═══ Information shown
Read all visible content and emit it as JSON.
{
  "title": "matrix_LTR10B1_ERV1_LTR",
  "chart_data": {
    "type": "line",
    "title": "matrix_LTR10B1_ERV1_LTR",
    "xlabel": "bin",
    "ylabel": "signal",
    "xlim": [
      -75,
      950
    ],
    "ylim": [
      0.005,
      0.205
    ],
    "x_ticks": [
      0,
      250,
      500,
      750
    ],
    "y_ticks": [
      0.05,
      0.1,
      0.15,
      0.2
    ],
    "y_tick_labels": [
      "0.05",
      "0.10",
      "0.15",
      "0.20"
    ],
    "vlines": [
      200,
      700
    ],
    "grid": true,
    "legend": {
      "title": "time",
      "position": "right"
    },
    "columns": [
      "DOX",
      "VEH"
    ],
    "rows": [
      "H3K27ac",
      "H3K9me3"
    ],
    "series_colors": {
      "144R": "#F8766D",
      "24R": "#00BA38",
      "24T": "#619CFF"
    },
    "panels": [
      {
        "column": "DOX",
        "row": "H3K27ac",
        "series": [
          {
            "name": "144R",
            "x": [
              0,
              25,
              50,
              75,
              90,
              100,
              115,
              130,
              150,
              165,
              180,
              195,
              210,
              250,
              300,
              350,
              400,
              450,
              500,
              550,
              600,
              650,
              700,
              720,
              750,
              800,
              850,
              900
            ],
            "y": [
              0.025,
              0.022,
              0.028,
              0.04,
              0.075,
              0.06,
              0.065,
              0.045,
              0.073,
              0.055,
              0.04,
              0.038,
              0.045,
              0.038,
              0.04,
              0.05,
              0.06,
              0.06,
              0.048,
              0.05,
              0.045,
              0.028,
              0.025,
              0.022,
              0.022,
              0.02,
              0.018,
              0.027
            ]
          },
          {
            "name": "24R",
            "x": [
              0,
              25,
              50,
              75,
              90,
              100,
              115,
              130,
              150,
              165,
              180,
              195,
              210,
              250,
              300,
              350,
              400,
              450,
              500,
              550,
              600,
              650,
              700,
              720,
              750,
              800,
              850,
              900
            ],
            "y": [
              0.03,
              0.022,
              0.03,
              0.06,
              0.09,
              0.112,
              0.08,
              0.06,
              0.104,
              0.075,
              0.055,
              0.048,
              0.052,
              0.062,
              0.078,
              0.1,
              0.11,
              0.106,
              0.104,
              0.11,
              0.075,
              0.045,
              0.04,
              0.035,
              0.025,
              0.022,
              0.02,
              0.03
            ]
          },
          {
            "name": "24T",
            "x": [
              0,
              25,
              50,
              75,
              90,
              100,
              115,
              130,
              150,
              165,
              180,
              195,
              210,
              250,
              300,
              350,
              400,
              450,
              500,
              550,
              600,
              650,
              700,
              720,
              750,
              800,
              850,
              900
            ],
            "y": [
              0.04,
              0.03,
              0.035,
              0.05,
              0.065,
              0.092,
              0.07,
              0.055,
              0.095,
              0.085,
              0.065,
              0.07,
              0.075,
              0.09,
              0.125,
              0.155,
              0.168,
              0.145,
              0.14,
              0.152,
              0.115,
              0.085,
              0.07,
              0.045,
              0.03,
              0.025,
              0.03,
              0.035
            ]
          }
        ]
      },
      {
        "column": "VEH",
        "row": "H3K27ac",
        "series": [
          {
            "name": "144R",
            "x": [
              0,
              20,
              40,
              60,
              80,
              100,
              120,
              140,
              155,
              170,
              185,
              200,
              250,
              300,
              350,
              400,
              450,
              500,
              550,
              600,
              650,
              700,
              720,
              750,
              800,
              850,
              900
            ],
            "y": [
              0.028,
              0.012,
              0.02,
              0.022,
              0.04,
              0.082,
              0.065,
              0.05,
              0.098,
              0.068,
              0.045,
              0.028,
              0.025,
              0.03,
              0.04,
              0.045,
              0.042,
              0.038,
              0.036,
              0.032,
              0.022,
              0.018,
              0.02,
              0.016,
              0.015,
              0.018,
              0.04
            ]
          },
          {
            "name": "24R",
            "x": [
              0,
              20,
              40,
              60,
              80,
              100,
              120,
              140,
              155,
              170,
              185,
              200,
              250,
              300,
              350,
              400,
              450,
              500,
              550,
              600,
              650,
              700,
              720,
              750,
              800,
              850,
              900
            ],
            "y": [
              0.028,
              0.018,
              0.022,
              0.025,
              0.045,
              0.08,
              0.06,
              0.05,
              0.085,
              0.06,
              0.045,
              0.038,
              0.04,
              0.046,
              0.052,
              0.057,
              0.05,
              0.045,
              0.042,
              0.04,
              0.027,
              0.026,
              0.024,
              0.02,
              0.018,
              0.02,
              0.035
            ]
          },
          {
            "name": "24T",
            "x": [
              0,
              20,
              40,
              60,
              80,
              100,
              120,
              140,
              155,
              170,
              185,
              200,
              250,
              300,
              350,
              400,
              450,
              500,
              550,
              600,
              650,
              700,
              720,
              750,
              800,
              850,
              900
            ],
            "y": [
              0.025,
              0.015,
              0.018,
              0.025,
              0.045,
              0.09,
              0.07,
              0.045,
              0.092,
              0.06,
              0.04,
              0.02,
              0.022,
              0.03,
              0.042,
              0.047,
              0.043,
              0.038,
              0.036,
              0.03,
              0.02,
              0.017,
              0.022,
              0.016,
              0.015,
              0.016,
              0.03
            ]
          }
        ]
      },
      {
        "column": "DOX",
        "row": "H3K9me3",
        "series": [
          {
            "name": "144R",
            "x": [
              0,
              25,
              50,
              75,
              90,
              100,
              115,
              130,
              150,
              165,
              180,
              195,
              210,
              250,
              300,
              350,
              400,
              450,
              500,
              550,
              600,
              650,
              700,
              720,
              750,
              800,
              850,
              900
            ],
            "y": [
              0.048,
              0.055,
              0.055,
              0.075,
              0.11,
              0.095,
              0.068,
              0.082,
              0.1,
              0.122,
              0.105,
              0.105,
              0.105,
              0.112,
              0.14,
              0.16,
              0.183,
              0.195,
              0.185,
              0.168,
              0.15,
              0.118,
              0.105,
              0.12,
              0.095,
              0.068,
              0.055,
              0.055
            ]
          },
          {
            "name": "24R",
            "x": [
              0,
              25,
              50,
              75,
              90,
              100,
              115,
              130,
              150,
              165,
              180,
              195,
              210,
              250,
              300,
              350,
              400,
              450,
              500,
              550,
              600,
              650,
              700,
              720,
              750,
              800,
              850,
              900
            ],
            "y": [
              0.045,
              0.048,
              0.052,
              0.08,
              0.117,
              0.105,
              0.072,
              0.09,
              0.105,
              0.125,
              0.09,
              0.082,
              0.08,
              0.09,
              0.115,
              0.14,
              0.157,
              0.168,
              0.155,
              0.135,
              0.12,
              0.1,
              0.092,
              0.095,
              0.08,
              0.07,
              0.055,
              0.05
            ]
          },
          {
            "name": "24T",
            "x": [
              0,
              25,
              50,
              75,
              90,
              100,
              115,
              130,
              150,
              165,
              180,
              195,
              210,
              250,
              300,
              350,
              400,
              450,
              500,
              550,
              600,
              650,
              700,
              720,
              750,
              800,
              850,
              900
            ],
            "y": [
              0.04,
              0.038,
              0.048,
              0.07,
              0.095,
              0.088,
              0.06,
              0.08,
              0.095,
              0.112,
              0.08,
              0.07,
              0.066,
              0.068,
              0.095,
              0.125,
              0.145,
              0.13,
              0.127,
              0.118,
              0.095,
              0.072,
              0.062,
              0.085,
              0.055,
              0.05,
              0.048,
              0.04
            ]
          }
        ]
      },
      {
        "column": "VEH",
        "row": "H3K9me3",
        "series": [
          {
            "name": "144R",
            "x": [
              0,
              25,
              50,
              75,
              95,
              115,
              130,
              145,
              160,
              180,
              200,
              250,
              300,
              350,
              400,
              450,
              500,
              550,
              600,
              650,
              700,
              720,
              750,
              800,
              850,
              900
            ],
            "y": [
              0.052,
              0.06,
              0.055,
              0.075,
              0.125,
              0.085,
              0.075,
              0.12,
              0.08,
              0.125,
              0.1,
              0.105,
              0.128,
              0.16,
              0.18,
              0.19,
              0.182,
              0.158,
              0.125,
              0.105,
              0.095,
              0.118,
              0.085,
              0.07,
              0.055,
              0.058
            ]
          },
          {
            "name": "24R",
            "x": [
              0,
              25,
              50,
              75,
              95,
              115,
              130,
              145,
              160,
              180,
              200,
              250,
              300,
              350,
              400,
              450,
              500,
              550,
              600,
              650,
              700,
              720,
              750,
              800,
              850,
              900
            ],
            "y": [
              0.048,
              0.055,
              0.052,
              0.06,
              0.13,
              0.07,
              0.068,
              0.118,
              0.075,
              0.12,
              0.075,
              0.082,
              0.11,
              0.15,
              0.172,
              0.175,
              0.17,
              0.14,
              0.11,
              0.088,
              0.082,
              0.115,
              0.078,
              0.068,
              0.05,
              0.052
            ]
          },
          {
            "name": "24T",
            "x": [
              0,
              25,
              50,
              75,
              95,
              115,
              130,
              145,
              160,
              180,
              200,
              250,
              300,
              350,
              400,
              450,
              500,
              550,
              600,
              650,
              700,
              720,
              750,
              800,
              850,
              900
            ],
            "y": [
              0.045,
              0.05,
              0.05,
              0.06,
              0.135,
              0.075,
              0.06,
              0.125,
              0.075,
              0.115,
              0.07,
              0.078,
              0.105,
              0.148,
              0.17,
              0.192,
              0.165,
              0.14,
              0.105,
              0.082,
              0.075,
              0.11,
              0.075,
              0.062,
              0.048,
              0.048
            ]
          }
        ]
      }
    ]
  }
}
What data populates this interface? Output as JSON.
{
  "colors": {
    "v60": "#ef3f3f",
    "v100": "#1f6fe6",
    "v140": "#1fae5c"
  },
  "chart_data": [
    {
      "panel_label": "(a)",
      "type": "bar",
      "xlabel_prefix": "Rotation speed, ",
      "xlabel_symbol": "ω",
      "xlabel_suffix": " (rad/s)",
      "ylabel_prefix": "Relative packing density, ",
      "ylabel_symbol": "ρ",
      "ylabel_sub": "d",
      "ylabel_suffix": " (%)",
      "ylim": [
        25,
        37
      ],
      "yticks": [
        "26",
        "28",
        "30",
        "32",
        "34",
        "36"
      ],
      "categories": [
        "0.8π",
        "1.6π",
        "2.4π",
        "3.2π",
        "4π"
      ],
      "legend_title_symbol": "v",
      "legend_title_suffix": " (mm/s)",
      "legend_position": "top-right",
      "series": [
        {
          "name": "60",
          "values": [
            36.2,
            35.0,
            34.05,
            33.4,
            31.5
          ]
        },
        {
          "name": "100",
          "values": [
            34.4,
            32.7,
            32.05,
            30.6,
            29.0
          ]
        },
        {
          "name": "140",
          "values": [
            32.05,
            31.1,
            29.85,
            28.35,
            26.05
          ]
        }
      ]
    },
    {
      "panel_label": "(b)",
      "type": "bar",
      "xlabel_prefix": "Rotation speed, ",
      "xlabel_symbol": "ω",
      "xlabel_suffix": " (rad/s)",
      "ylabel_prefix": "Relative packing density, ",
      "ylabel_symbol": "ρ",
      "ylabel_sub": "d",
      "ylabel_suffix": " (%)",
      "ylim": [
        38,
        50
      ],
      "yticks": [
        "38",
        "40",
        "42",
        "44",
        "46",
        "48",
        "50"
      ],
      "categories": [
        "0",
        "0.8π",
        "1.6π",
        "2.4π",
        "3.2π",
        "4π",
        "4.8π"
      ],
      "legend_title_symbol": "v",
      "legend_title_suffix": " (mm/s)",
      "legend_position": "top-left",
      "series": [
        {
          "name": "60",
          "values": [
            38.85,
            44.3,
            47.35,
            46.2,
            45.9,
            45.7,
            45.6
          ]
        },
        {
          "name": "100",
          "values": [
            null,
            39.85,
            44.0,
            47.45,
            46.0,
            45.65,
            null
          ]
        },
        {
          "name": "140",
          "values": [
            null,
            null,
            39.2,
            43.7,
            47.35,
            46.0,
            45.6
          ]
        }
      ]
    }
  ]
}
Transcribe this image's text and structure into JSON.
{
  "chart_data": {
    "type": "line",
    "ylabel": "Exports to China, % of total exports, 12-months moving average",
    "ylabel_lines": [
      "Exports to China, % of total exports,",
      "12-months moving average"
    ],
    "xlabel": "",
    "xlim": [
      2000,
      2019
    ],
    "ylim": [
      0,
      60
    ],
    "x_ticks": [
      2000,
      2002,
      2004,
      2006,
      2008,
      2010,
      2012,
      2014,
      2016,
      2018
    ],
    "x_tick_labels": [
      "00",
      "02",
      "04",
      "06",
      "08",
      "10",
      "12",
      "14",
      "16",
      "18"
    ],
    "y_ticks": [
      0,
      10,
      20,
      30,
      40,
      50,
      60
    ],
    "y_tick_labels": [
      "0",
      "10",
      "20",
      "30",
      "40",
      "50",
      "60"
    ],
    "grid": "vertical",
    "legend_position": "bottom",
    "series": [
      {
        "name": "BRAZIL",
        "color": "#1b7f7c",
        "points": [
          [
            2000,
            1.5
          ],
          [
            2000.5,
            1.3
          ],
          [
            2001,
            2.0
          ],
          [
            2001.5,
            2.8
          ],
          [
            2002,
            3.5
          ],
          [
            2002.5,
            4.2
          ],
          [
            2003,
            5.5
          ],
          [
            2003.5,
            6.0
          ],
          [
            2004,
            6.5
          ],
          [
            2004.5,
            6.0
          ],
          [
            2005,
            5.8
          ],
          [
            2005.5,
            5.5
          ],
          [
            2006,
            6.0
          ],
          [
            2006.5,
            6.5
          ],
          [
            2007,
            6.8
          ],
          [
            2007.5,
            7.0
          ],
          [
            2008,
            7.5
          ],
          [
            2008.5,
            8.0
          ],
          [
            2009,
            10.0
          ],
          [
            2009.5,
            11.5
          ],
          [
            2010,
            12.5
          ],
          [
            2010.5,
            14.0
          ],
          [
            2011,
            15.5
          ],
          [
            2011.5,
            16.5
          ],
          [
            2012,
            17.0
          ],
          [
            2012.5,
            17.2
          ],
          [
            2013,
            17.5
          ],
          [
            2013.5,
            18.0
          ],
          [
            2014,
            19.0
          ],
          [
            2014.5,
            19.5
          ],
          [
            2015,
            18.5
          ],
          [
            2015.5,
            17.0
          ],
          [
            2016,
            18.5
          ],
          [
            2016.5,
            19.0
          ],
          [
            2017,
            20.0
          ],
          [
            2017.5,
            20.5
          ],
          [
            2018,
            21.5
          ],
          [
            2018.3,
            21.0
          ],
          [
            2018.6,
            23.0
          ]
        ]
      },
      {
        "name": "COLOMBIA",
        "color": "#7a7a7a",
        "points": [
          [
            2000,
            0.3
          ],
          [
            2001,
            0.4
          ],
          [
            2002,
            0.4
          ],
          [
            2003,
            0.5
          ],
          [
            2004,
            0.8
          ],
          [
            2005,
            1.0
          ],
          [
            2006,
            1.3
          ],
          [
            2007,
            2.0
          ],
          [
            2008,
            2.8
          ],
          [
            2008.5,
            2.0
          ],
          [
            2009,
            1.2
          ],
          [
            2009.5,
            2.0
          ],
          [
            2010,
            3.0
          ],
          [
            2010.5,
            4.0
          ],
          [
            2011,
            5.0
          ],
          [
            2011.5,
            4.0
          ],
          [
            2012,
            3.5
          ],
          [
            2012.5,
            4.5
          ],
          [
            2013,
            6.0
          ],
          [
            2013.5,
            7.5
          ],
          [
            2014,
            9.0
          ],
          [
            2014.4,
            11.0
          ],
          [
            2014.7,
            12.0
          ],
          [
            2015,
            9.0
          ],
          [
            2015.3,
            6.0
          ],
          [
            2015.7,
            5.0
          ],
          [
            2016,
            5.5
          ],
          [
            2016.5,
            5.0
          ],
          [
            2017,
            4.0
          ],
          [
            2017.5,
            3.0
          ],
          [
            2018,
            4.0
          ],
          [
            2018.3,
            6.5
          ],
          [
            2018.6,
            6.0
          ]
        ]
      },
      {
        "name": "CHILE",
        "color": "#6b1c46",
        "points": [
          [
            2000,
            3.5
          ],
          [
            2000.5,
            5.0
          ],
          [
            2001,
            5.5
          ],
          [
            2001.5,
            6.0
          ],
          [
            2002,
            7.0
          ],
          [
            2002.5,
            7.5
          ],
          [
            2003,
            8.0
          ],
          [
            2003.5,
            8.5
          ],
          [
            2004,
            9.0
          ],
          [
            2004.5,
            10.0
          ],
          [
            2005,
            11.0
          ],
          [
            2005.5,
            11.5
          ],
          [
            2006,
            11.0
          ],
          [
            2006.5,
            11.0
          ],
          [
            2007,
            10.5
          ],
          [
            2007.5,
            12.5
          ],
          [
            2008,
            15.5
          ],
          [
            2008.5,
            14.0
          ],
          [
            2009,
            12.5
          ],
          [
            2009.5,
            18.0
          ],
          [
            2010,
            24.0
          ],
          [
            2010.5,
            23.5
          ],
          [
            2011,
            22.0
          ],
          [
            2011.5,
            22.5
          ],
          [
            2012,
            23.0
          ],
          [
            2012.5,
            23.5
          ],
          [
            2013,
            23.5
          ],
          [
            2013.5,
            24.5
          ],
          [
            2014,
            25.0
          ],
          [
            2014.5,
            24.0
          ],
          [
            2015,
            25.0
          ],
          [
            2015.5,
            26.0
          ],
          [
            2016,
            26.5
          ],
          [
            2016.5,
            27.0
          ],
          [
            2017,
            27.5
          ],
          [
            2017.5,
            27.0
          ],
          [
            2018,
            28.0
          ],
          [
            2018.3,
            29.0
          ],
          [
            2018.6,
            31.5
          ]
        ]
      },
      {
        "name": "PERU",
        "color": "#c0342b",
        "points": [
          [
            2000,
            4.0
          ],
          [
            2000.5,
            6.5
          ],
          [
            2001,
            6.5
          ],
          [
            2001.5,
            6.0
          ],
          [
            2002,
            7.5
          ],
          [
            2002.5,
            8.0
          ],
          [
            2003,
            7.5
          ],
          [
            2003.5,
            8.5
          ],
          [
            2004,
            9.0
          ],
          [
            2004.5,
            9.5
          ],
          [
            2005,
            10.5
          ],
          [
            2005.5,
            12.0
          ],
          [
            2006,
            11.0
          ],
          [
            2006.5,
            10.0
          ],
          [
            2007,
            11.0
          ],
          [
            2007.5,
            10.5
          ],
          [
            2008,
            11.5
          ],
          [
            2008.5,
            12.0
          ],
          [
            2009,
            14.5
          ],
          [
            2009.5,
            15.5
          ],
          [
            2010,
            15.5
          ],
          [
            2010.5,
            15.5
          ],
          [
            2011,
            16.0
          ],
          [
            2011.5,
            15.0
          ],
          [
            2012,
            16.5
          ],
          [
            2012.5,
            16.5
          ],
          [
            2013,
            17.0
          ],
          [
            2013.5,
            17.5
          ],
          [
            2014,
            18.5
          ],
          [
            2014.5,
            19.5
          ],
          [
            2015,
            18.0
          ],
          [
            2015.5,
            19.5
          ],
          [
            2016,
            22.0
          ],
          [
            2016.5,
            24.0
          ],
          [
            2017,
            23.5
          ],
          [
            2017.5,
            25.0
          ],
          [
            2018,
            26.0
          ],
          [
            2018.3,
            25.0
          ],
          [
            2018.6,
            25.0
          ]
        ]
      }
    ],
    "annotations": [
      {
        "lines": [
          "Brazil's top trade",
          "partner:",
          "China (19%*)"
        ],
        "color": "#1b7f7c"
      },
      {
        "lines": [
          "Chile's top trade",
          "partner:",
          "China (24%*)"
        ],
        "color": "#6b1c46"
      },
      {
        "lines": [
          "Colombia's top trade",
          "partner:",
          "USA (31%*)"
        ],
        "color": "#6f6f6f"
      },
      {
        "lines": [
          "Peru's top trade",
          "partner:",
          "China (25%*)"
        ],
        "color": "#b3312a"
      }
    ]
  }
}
══════
> _Instructions for the task_
Gather from the entries above all lines that include the string "months".

> _Written response_
    "ylabel": "Exports to China, % of total exports, 12-months moving average",
      "12-months moving average"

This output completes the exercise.